→ RECORDS SUPPLIED:
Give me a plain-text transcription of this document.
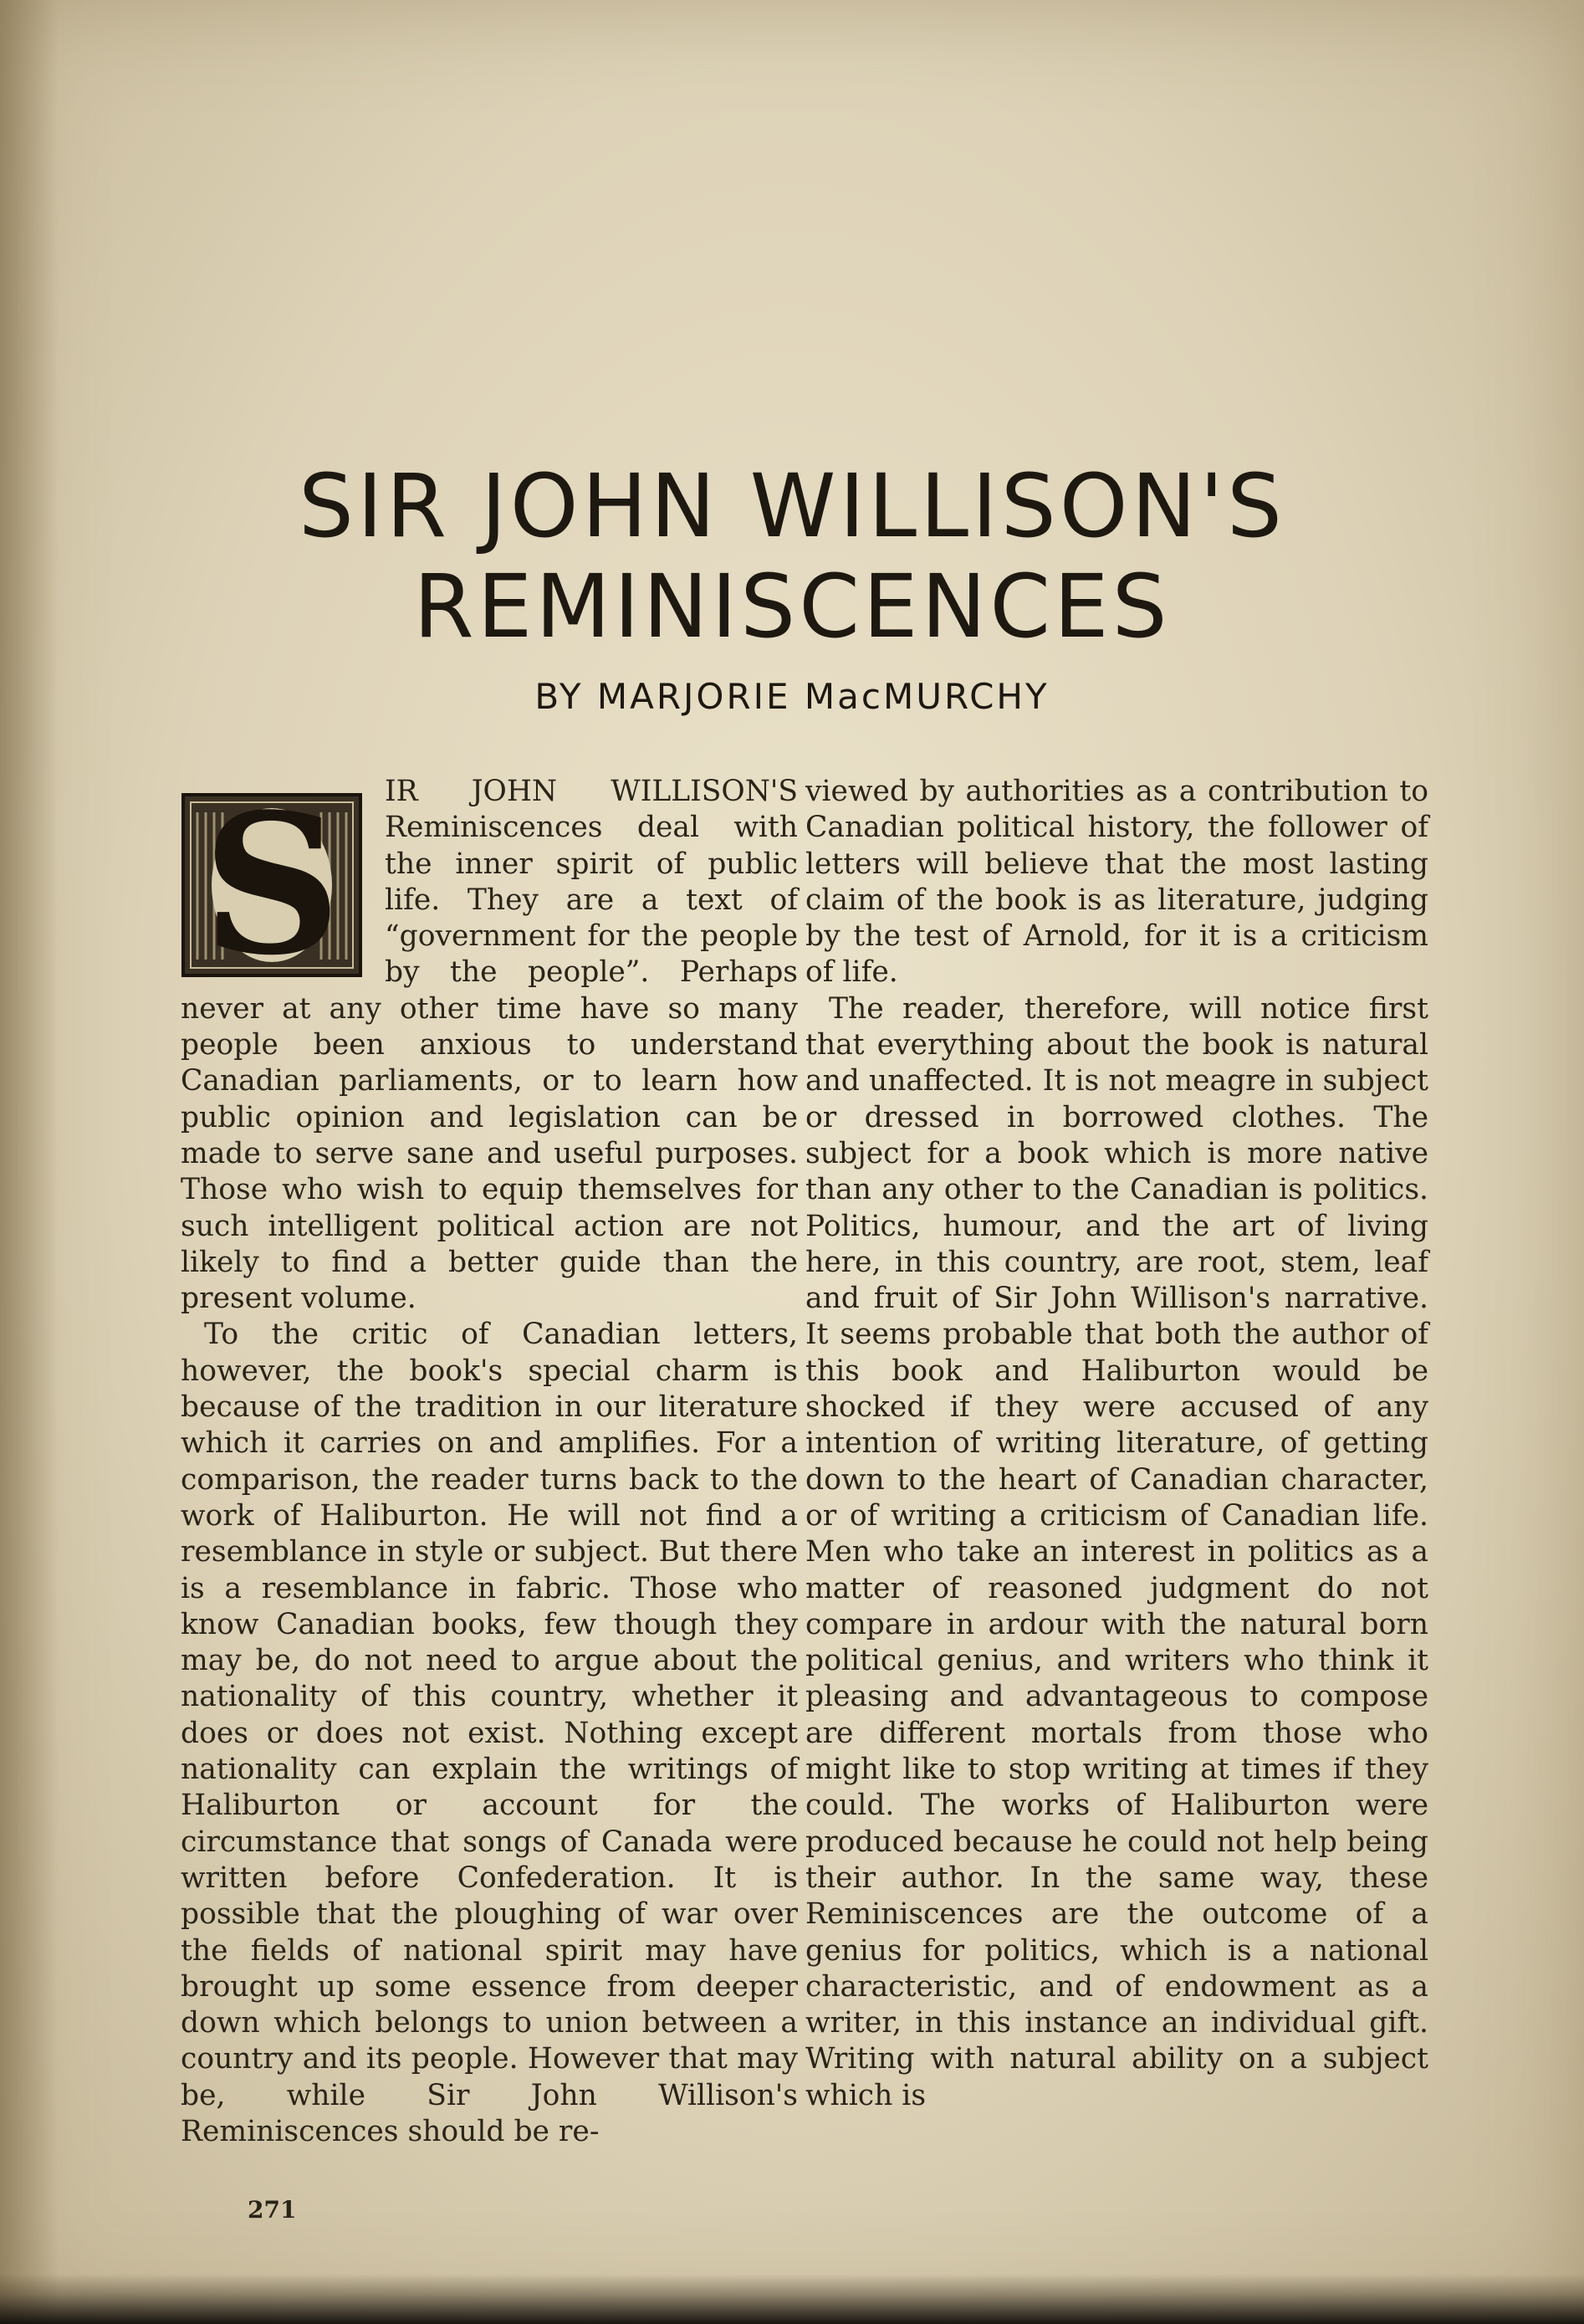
SIR JOHN WILLISON'S
REMINISCENCES
BY MARJORIE MacMURCHY
S	IR JOHN WILLISON'S Reminiscences deal with the inner spirit of public life. They are a text of “government for the people by the people”. Perhaps never at any other time have so many people been anxious to understand Canadian parliaments, or to learn how public opinion and legislation can be made to serve sane and useful purposes. Those who wish to equip themselves for such intelligent political action are not likely to find a better guide than the present volume.

To the critic of Canadian letters, however, the book's special charm is because of the tradition in our literature which it carries on and amplifies. For a comparison, the reader turns back to the work of Haliburton. He will not find a resemblance in style or subject. But there is a resemblance in fabric. Those who know Canadian books, few though they may be, do not need to argue about the nationality of this country, whether it does or does not exist. Nothing except nationality can explain the writings of Haliburton or account for the circumstance that songs of Canada were written before Confederation. It is possible that the ploughing of war over the fields of national spirit may have brought up some essence from deeper down which belongs to union between a country and its people. However that may be, while Sir John Willison's Reminiscences should be re-

viewed by authorities as a contribution to Canadian political history, the follower of letters will believe that the most lasting claim of the book is as literature, judging by the test of Arnold, for it is a criticism of life.

The reader, therefore, will notice first that everything about the book is natural and unaffected. It is not meagre in subject or dressed in borrowed clothes. The subject for a book which is more native than any other to the Canadian is politics. Politics, humour, and the art of living here, in this country, are root, stem, leaf and fruit of Sir John Willison's narrative. It seems probable that both the author of this book and Haliburton would be shocked if they were accused of any intention of writing literature, of getting down to the heart of Canadian character, or of writing a criticism of Canadian life. Men who take an interest in politics as a matter of reasoned judgment do not compare in ardour with the natural born political genius, and writers who think it pleasing and advantageous to compose are different mortals from those who might like to stop writing at times if they could. The works of Haliburton were produced because he could not help being their author. In the same way, these Reminiscences are the outcome of a genius for politics, which is a national characteristic, and of endowment as a writer, in this instance an individual gift. Writing with natural ability on a subject which is

271
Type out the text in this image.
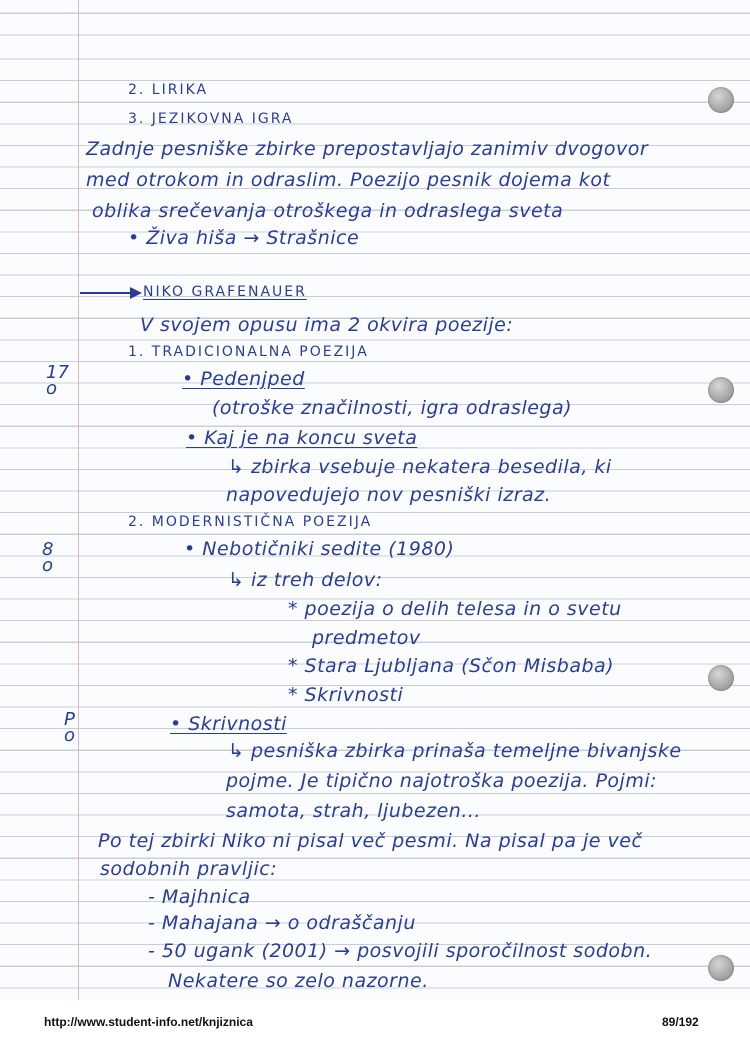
2. LIRIKA
3. JEZIKOVNA IGRA
Zadnje pesniške zbirke prepostavljajo zanimiv dvogovor
med otrokom in odraslim. Poezijo pesnik dojema kot
oblika srečevanja otroškega in odraslega sveta
• Živa hiša → Strašnice
NIKO GRAFENAUER
V svojem opusu ima 2 okvira poezije:
1. TRADICIONALNA POEZIJA
• Pedenjped
(otroške značilnosti, igra odraslega)
• Kaj je na koncu sveta
↳ zbirka vsebuje nekatera besedila, ki
napovedujejo nov pesniški izraz.
2. MODERNISTIČNA POEZIJA
• Nebotičniki sedite (1980)
↳ iz treh delov:
* poezija o delih telesa in o svetu
predmetov
* Stara Ljubljana (Sčon Misbaba)
* Skrivnosti
• Skrivnosti
↳ pesniška zbirka prinaša temeljne bivanjske
pojme. Je tipično najotroška poezija. Pojmi:
samota, strah, ljubezen...
Po tej zbirki Niko ni pisal več pesmi. Na pisal pa je več
sodobnih pravljic:
- Majhnica
- Mahajana → o odraščanju
- 50 ugank (2001) → posvojili sporočilnost sodobn.
Nekatere so zelo nazorne.
17
o
8
o
P
o
http://www.student-info.net/knjiznica	89/192
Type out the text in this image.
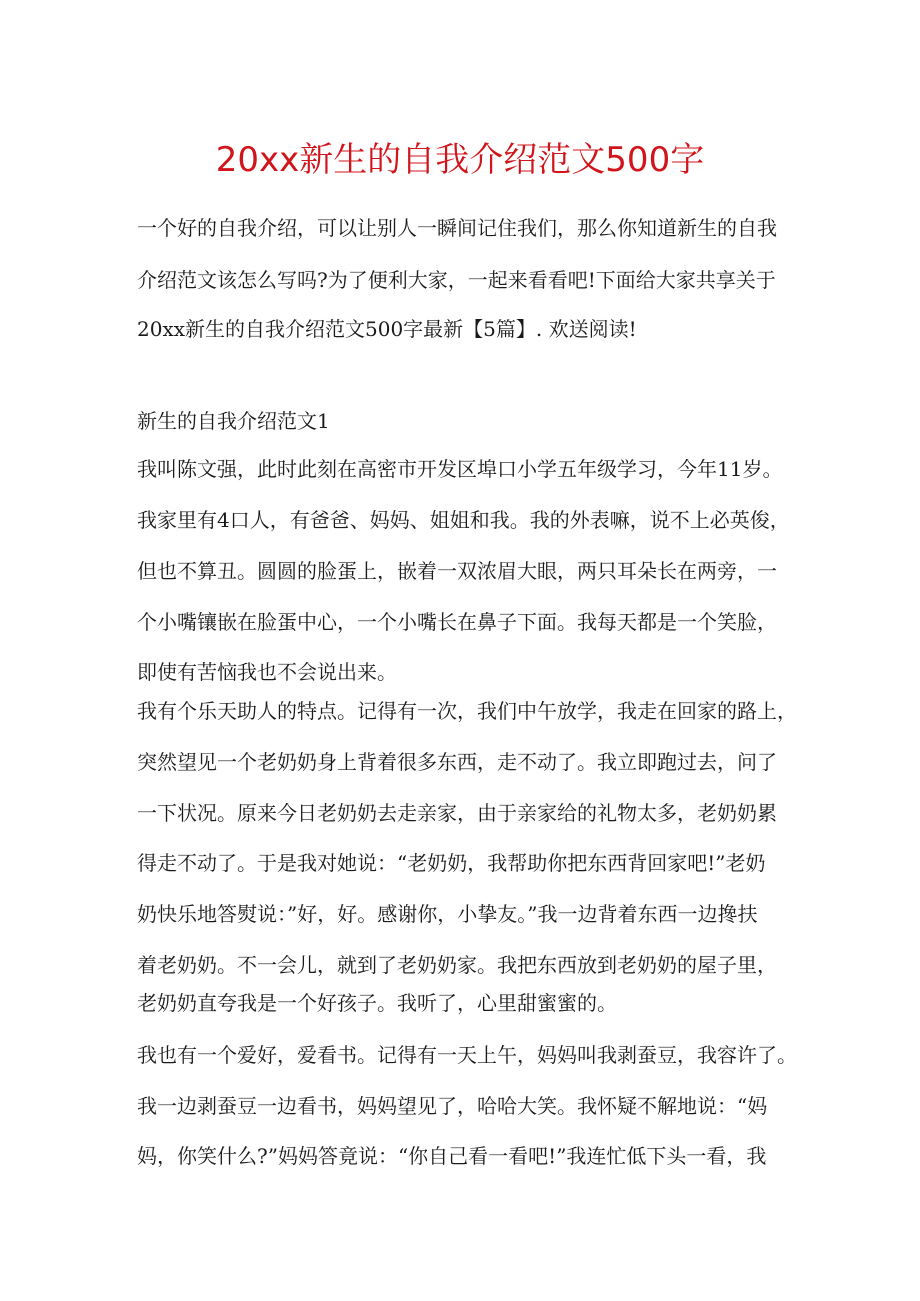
20xx新生的自我介绍范文500字
一个好的自我介绍，可以让别人一瞬间记住我们，那么你知道新生的自我
介绍范文该怎么写吗?为了便利大家，一起来看看吧!下面给大家共享关于
20xx新生的自我介绍范文500字最新【5篇】. 欢送阅读!
新生的自我介绍范文1
我叫陈文强，此时此刻在高密市开发区埠口小学五年级学习，今年11岁。
我家里有4口人，有爸爸、妈妈、姐姐和我。我的外表嘛，说不上必英俊，
但也不算丑。圆圆的脸蛋上，嵌着一双浓眉大眼，两只耳朵长在两旁，一
个小嘴镶嵌在脸蛋中心，一个小嘴长在鼻子下面。我每天都是一个笑脸，
即使有苦恼我也不会说出来。
我有个乐天助人的特点。记得有一次，我们中午放学，我走在回家的路上，
突然望见一个老奶奶身上背着很多东西，走不动了。我立即跑过去，问了
一下状况。原来今日老奶奶去走亲家，由于亲家给的礼物太多，老奶奶累
得走不动了。于是我对她说：“老奶奶，我帮助你把东西背回家吧!”老奶
奶快乐地答熨说：”好，好。感谢你，小挚友。”我一边背着东西一边搀扶
着老奶奶。不一会儿，就到了老奶奶家。我把东西放到老奶奶的屋子里，
老奶奶直夸我是一个好孩子。我听了，心里甜蜜蜜的。
我也有一个爱好，爱看书。记得有一天上午，妈妈叫我剥蚕豆，我容许了。
我一边剥蚕豆一边看书，妈妈望见了，哈哈大笑。我怀疑不解地说：“妈
妈，你笑什么?”妈妈答竟说：“你自己看一看吧!”我连忙低下头一看，我
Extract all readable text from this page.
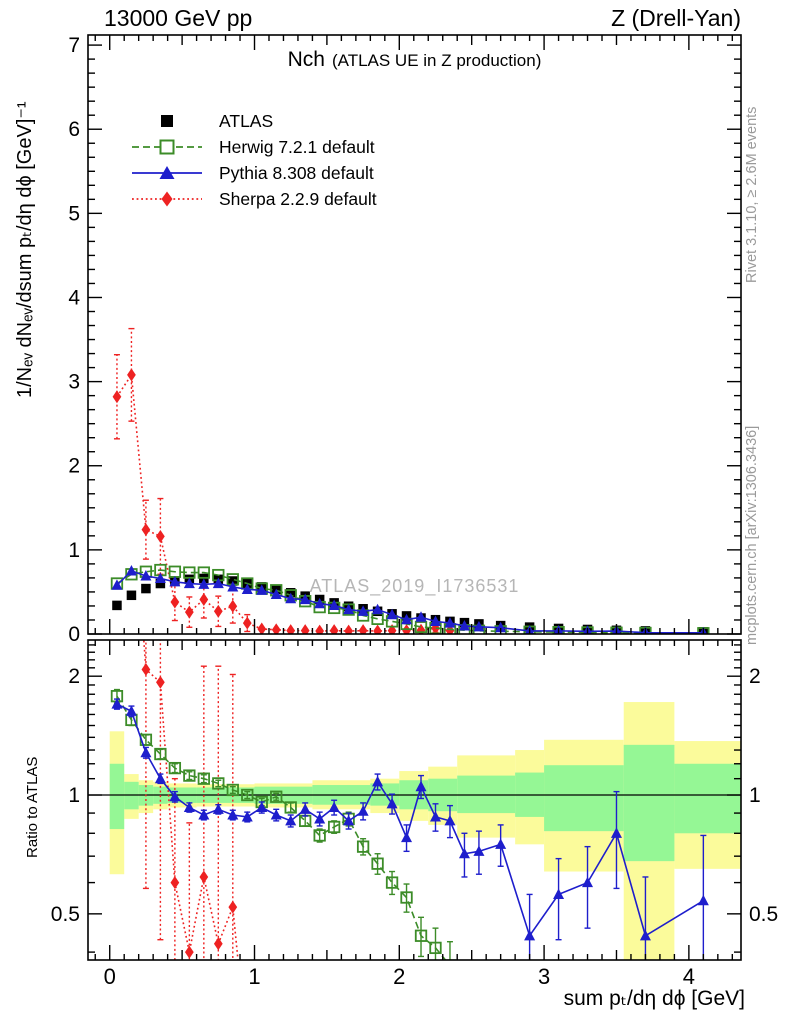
0
1
2
3
4
5
6
7
0.5	0.5
1	1
2	2
0	1	2	3	4
13000 GeV pp	Z (Drell-Yan)
Nch (ATLAS UE in Z production)
ATLAS
Herwig 7.2.1 default
Pythia 8.308 default
Sherpa 2.2.9 default
ATLAS_2019_I1736531
1/Nₑᵥ dNₑᵥ/dsum pₜ/dη dϕ [GeV]⁻¹
Ratio to ATLAS
Rivet 3.1.10, ≥ 2.6M events
mcplots.cern.ch [arXiv:1306.3436]
sum pₜ/dη dϕ [GeV]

→ REQUIREMENT:
Reproduce the full listing faithfully, but do not carry over any pictures.

→ WORKED ANSWER:
Give me a plain-text transcription of this document.
SIR JOHN WILLISON'S
REMINISCENCES
BY MARJORIE MacMURCHY
S	IR JOHN WILLISON'S Reminiscences deal with the inner spirit of public life. They are a text of “government for the people by the people”. Perhaps never at any other time have so many people been anxious to understand Canadian parliaments, or to learn how public opinion and legislation can be made to serve sane and useful purposes. Those who wish to equip themselves for such intelligent political action are not likely to find a better guide than the present volume.

To the critic of Canadian letters, however, the book's special charm is because of the tradition in our literature which it carries on and amplifies. For a comparison, the reader turns back to the work of Haliburton. He will not find a resemblance in style or subject. But there is a resemblance in fabric. Those who know Canadian books, few though they may be, do not need to argue about the nationality of this country, whether it does or does not exist. Nothing except nationality can explain the writings of Haliburton or account for the circumstance that songs of Canada were written before Confederation. It is possible that the ploughing of war over the fields of national spirit may have brought up some essence from deeper down which belongs to union between a country and its people. However that may be, while Sir John Willison's Reminiscences should be re-

viewed by authorities as a contribution to Canadian political history, the follower of letters will believe that the most lasting claim of the book is as literature, judging by the test of Arnold, for it is a criticism of life.

The reader, therefore, will notice first that everything about the book is natural and unaffected. It is not meagre in subject or dressed in borrowed clothes. The subject for a book which is more native than any other to the Canadian is politics. Politics, humour, and the art of living here, in this country, are root, stem, leaf and fruit of Sir John Willison's narrative. It seems probable that both the author of this book and Haliburton would be shocked if they were accused of any intention of writing literature, of getting down to the heart of Canadian character, or of writing a criticism of Canadian life. Men who take an interest in politics as a matter of reasoned judgment do not compare in ardour with the natural born political genius, and writers who think it pleasing and advantageous to compose are different mortals from those who might like to stop writing at times if they could. The works of Haliburton were produced because he could not help being their author. In the same way, these Reminiscences are the outcome of a genius for politics, which is a national characteristic, and of endowment as a writer, in this instance an individual gift. Writing with natural ability on a subject which is

271
Type out the text in this image.
2. LIRIKA
3. JEZIKOVNA IGRA
Zadnje pesniške zbirke prepostavljajo zanimiv dvogovor
med otrokom in odraslim. Poezijo pesnik dojema kot
oblika srečevanja otroškega in odraslega sveta
• Živa hiša → Strašnice
NIKO GRAFENAUER
V svojem opusu ima 2 okvira poezije:
1. TRADICIONALNA POEZIJA
• Pedenjped
(otroške značilnosti, igra odraslega)
• Kaj je na koncu sveta
↳ zbirka vsebuje nekatera besedila, ki
napovedujejo nov pesniški izraz.
2. MODERNISTIČNA POEZIJA
• Nebotičniki sedite (1980)
↳ iz treh delov:
* poezija o delih telesa in o svetu
predmetov
* Stara Ljubljana (Sčon Misbaba)
* Skrivnosti
• Skrivnosti
↳ pesniška zbirka prinaša temeljne bivanjske
pojme. Je tipično najotroška poezija. Pojmi:
samota, strah, ljubezen...
Po tej zbirki Niko ni pisal več pesmi. Na pisal pa je več
sodobnih pravljic:
- Majhnica
- Mahajana → o odraščanju
- 50 ugank (2001) → posvojili sporočilnost sodobn.
Nekatere so zelo nazorne.
17
o
8
o
P
o
http://www.student-info.net/knjiznica	89/192
Type out the text in this image.
20xx新生的自我介绍范文500字
一个好的自我介绍，可以让别人一瞬间记住我们，那么你知道新生的自我
介绍范文该怎么写吗?为了便利大家，一起来看看吧!下面给大家共享关于
20xx新生的自我介绍范文500字最新【5篇】. 欢送阅读!
新生的自我介绍范文1
我叫陈文强，此时此刻在高密市开发区埠口小学五年级学习，今年11岁。
我家里有4口人，有爸爸、妈妈、姐姐和我。我的外表嘛，说不上必英俊，
但也不算丑。圆圆的脸蛋上，嵌着一双浓眉大眼，两只耳朵长在两旁，一
个小嘴镶嵌在脸蛋中心，一个小嘴长在鼻子下面。我每天都是一个笑脸，
即使有苦恼我也不会说出来。
我有个乐天助人的特点。记得有一次，我们中午放学，我走在回家的路上，
突然望见一个老奶奶身上背着很多东西，走不动了。我立即跑过去，问了
一下状况。原来今日老奶奶去走亲家，由于亲家给的礼物太多，老奶奶累
得走不动了。于是我对她说：“老奶奶，我帮助你把东西背回家吧!”老奶
奶快乐地答熨说：”好，好。感谢你，小挚友。”我一边背着东西一边搀扶
着老奶奶。不一会儿，就到了老奶奶家。我把东西放到老奶奶的屋子里，
老奶奶直夸我是一个好孩子。我听了，心里甜蜜蜜的。
我也有一个爱好，爱看书。记得有一天上午，妈妈叫我剥蚕豆，我容许了。
我一边剥蚕豆一边看书，妈妈望见了，哈哈大笑。我怀疑不解地说：“妈
妈，你笑什么?”妈妈答竟说：“你自己看一看吧!”我连忙低下头一看，我
Extract all readable text from this page.
0
1
2
3
4
5
6
7
0.5	0.5
1	1
2	2
0	1	2	3	4
13000 GeV pp	Z (Drell-Yan)
Nch (ATLAS UE in Z production)
ATLAS
Herwig 7.2.1 default
Pythia 8.308 default
Sherpa 2.2.9 default
ATLAS_2019_I1736531
1/Nₑᵥ dNₑᵥ/dsum pₜ/dη dϕ [GeV]⁻¹
Ratio to ATLAS
Rivet 3.1.10, ≥ 2.6M events
mcplots.cern.ch [arXiv:1306.3436]
sum pₜ/dη dϕ [GeV]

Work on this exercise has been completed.